(Your task): Your task is to reproduce the material exactly.
______________________________
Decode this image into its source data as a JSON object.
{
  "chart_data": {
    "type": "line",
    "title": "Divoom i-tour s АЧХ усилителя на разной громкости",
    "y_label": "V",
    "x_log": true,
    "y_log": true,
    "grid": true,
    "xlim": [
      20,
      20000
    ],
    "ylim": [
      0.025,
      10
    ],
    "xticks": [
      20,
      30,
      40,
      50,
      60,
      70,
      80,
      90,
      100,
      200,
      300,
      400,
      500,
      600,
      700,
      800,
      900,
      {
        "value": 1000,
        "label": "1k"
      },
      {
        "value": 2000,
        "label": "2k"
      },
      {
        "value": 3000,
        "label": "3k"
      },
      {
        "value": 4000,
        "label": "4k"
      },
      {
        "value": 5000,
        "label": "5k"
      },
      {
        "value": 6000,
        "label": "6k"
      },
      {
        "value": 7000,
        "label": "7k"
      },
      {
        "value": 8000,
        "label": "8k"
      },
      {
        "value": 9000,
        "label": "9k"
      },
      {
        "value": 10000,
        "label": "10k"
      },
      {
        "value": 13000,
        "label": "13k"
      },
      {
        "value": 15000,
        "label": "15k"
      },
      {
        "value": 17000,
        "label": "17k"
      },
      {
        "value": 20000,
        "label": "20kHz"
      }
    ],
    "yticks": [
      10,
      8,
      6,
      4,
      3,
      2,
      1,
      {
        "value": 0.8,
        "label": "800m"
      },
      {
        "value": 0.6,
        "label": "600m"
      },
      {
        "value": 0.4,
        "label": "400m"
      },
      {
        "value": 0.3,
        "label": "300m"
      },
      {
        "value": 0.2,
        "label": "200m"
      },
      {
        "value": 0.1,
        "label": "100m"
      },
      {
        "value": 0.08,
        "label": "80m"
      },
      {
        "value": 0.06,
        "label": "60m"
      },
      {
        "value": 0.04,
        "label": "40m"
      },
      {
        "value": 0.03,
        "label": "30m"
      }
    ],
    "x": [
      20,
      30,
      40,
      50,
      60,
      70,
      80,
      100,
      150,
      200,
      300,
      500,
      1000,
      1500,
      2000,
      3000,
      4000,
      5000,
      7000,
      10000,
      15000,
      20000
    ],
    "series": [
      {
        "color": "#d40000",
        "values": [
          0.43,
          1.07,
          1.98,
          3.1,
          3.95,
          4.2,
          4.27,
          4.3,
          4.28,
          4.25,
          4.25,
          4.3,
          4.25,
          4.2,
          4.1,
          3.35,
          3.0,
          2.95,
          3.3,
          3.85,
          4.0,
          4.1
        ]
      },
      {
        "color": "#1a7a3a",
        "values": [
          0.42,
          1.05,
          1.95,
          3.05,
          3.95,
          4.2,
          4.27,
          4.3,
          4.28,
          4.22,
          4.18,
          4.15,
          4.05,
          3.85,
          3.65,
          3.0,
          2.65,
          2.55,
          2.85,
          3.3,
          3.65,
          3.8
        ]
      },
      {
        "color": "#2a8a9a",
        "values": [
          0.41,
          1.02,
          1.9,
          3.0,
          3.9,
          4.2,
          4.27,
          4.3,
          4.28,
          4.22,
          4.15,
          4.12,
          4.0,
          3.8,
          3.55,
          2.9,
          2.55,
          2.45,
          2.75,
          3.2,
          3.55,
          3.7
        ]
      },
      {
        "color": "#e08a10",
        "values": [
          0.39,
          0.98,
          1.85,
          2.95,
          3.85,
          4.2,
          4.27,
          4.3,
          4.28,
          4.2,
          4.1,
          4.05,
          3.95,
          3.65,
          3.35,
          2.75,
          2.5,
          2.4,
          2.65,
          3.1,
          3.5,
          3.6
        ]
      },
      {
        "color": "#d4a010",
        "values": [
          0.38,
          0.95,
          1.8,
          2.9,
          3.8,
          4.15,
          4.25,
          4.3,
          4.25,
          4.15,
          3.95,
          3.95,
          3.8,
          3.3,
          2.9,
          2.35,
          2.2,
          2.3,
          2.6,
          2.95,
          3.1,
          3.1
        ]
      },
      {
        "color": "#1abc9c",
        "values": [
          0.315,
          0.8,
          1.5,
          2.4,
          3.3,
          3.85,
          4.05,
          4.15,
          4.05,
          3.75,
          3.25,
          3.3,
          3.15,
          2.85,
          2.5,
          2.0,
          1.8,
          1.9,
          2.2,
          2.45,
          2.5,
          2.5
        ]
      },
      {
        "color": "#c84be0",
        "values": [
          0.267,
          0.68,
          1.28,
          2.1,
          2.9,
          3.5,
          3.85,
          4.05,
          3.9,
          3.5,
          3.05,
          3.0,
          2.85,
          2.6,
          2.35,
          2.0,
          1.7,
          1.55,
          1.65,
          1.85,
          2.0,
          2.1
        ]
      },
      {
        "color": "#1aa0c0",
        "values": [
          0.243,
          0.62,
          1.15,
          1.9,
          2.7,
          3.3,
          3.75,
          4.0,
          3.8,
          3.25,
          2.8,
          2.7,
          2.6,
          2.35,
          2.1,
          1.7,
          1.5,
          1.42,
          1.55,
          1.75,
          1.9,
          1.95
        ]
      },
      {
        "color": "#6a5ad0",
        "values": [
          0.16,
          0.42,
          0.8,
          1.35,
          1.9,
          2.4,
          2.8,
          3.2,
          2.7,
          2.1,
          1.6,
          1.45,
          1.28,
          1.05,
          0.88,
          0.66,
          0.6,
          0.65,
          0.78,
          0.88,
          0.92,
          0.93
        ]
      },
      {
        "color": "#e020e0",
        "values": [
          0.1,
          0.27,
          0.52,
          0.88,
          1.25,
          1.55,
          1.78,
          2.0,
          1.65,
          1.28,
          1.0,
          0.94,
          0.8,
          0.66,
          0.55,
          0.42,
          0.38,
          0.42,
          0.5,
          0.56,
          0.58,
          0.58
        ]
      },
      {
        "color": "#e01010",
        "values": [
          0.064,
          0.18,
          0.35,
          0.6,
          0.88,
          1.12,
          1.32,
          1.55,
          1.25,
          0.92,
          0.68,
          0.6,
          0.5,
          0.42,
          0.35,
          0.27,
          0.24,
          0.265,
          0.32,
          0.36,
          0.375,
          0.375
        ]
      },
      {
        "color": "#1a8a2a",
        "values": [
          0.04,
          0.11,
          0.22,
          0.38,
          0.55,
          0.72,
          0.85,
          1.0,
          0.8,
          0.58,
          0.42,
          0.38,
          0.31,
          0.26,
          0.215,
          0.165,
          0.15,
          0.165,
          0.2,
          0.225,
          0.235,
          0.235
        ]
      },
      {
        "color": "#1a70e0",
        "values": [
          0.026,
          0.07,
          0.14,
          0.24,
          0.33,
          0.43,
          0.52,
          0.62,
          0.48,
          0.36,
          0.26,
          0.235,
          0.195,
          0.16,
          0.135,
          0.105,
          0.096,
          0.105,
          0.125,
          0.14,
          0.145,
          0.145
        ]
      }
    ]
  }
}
______________________________
(Solution):
Decode this image into its source data as a JSON object.
{
  "chart_data": {
    "type": "line",
    "title": "Divoom i-tour s АЧХ усилителя на разной громкости",
    "y_label": "V",
    "x_log": true,
    "y_log": true,
    "grid": true,
    "xlim": [
      20,
      20000
    ],
    "ylim": [
      0.025,
      10
    ],
    "xticks": [
      20,
      30,
      40,
      50,
      60,
      70,
      80,
      90,
      100,
      200,
      300,
      400,
      500,
      600,
      700,
      800,
      900,
      {
        "value": 1000,
        "label": "1k"
      },
      {
        "value": 2000,
        "label": "2k"
      },
      {
        "value": 3000,
        "label": "3k"
      },
      {
        "value": 4000,
        "label": "4k"
      },
      {
        "value": 5000,
        "label": "5k"
      },
      {
        "value": 6000,
        "label": "6k"
      },
      {
        "value": 7000,
        "label": "7k"
      },
      {
        "value": 8000,
        "label": "8k"
      },
      {
        "value": 9000,
        "label": "9k"
      },
      {
        "value": 10000,
        "label": "10k"
      },
      {
        "value": 13000,
        "label": "13k"
      },
      {
        "value": 15000,
        "label": "15k"
      },
      {
        "value": 17000,
        "label": "17k"
      },
      {
        "value": 20000,
        "label": "20kHz"
      }
    ],
    "yticks": [
      10,
      8,
      6,
      4,
      3,
      2,
      1,
      {
        "value": 0.8,
        "label": "800m"
      },
      {
        "value": 0.6,
        "label": "600m"
      },
      {
        "value": 0.4,
        "label": "400m"
      },
      {
        "value": 0.3,
        "label": "300m"
      },
      {
        "value": 0.2,
        "label": "200m"
      },
      {
        "value": 0.1,
        "label": "100m"
      },
      {
        "value": 0.08,
        "label": "80m"
      },
      {
        "value": 0.06,
        "label": "60m"
      },
      {
        "value": 0.04,
        "label": "40m"
      },
      {
        "value": 0.03,
        "label": "30m"
      }
    ],
    "x": [
      20,
      30,
      40,
      50,
      60,
      70,
      80,
      100,
      150,
      200,
      300,
      500,
      1000,
      1500,
      2000,
      3000,
      4000,
      5000,
      7000,
      10000,
      15000,
      20000
    ],
    "series": [
      {
        "color": "#d40000",
        "values": [
          0.43,
          1.07,
          1.98,
          3.1,
          3.95,
          4.2,
          4.27,
          4.3,
          4.28,
          4.25,
          4.25,
          4.3,
          4.25,
          4.2,
          4.1,
          3.35,
          3.0,
          2.95,
          3.3,
          3.85,
          4.0,
          4.1
        ]
      },
      {
        "color": "#1a7a3a",
        "values": [
          0.42,
          1.05,
          1.95,
          3.05,
          3.95,
          4.2,
          4.27,
          4.3,
          4.28,
          4.22,
          4.18,
          4.15,
          4.05,
          3.85,
          3.65,
          3.0,
          2.65,
          2.55,
          2.85,
          3.3,
          3.65,
          3.8
        ]
      },
      {
        "color": "#2a8a9a",
        "values": [
          0.41,
          1.02,
          1.9,
          3.0,
          3.9,
          4.2,
          4.27,
          4.3,
          4.28,
          4.22,
          4.15,
          4.12,
          4.0,
          3.8,
          3.55,
          2.9,
          2.55,
          2.45,
          2.75,
          3.2,
          3.55,
          3.7
        ]
      },
      {
        "color": "#e08a10",
        "values": [
          0.39,
          0.98,
          1.85,
          2.95,
          3.85,
          4.2,
          4.27,
          4.3,
          4.28,
          4.2,
          4.1,
          4.05,
          3.95,
          3.65,
          3.35,
          2.75,
          2.5,
          2.4,
          2.65,
          3.1,
          3.5,
          3.6
        ]
      },
      {
        "color": "#d4a010",
        "values": [
          0.38,
          0.95,
          1.8,
          2.9,
          3.8,
          4.15,
          4.25,
          4.3,
          4.25,
          4.15,
          3.95,
          3.95,
          3.8,
          3.3,
          2.9,
          2.35,
          2.2,
          2.3,
          2.6,
          2.95,
          3.1,
          3.1
        ]
      },
      {
        "color": "#1abc9c",
        "values": [
          0.315,
          0.8,
          1.5,
          2.4,
          3.3,
          3.85,
          4.05,
          4.15,
          4.05,
          3.75,
          3.25,
          3.3,
          3.15,
          2.85,
          2.5,
          2.0,
          1.8,
          1.9,
          2.2,
          2.45,
          2.5,
          2.5
        ]
      },
      {
        "color": "#c84be0",
        "values": [
          0.267,
          0.68,
          1.28,
          2.1,
          2.9,
          3.5,
          3.85,
          4.05,
          3.9,
          3.5,
          3.05,
          3.0,
          2.85,
          2.6,
          2.35,
          2.0,
          1.7,
          1.55,
          1.65,
          1.85,
          2.0,
          2.1
        ]
      },
      {
        "color": "#1aa0c0",
        "values": [
          0.243,
          0.62,
          1.15,
          1.9,
          2.7,
          3.3,
          3.75,
          4.0,
          3.8,
          3.25,
          2.8,
          2.7,
          2.6,
          2.35,
          2.1,
          1.7,
          1.5,
          1.42,
          1.55,
          1.75,
          1.9,
          1.95
        ]
      },
      {
        "color": "#6a5ad0",
        "values": [
          0.16,
          0.42,
          0.8,
          1.35,
          1.9,
          2.4,
          2.8,
          3.2,
          2.7,
          2.1,
          1.6,
          1.45,
          1.28,
          1.05,
          0.88,
          0.66,
          0.6,
          0.65,
          0.78,
          0.88,
          0.92,
          0.93
        ]
      },
      {
        "color": "#e020e0",
        "values": [
          0.1,
          0.27,
          0.52,
          0.88,
          1.25,
          1.55,
          1.78,
          2.0,
          1.65,
          1.28,
          1.0,
          0.94,
          0.8,
          0.66,
          0.55,
          0.42,
          0.38,
          0.42,
          0.5,
          0.56,
          0.58,
          0.58
        ]
      },
      {
        "color": "#e01010",
        "values": [
          0.064,
          0.18,
          0.35,
          0.6,
          0.88,
          1.12,
          1.32,
          1.55,
          1.25,
          0.92,
          0.68,
          0.6,
          0.5,
          0.42,
          0.35,
          0.27,
          0.24,
          0.265,
          0.32,
          0.36,
          0.375,
          0.375
        ]
      },
      {
        "color": "#1a8a2a",
        "values": [
          0.04,
          0.11,
          0.22,
          0.38,
          0.55,
          0.72,
          0.85,
          1.0,
          0.8,
          0.58,
          0.42,
          0.38,
          0.31,
          0.26,
          0.215,
          0.165,
          0.15,
          0.165,
          0.2,
          0.225,
          0.235,
          0.235
        ]
      },
      {
        "color": "#1a70e0",
        "values": [
          0.026,
          0.07,
          0.14,
          0.24,
          0.33,
          0.43,
          0.52,
          0.62,
          0.48,
          0.36,
          0.26,
          0.235,
          0.195,
          0.16,
          0.135,
          0.105,
          0.096,
          0.105,
          0.125,
          0.14,
          0.145,
          0.145
        ]
      }
    ]
  }
}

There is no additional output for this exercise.